Locate each line of the material that contains "guía", then return it.

>>>>>

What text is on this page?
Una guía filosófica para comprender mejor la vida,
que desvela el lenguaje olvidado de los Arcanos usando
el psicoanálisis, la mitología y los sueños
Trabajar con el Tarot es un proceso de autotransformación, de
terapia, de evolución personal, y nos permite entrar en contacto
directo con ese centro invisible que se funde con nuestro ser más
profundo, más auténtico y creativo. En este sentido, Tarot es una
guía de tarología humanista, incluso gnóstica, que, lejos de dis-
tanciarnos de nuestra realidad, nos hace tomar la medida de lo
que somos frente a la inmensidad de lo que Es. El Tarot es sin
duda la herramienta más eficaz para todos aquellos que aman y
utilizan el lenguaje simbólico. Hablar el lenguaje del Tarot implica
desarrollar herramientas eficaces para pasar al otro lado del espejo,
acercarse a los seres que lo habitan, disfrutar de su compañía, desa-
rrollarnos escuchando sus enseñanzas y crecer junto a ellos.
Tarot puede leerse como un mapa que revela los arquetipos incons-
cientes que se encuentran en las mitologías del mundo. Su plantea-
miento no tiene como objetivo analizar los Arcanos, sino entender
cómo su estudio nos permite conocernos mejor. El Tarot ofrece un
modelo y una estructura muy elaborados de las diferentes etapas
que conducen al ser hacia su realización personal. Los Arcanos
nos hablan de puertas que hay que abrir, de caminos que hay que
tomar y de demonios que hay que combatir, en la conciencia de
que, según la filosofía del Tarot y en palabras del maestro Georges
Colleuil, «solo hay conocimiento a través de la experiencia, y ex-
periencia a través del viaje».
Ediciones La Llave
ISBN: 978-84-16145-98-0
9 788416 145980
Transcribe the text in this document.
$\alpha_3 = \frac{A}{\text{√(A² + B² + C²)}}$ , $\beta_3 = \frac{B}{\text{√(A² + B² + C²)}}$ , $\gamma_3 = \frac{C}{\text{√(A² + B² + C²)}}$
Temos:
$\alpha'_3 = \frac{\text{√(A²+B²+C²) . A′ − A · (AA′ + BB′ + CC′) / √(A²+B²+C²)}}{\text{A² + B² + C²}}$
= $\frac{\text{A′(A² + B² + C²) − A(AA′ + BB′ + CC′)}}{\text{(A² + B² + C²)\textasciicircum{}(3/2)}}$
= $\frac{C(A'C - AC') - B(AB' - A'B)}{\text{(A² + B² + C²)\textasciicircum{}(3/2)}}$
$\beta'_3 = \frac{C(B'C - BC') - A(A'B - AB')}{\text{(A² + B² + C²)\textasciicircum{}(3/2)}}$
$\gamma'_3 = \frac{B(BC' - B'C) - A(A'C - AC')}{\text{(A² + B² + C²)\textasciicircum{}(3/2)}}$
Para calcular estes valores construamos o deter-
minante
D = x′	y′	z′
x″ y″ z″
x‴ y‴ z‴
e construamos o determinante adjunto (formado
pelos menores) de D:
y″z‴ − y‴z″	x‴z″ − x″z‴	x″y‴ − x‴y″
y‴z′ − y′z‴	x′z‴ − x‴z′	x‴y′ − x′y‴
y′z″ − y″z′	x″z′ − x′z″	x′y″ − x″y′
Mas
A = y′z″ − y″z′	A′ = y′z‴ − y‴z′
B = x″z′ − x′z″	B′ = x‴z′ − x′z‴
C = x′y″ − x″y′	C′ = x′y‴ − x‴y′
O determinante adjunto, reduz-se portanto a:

<<<<<

> **Result**
Una guía filosófica para comprender mejor la vida,
guía de tarología humanista, incluso gnóstica, que, lejos de dis-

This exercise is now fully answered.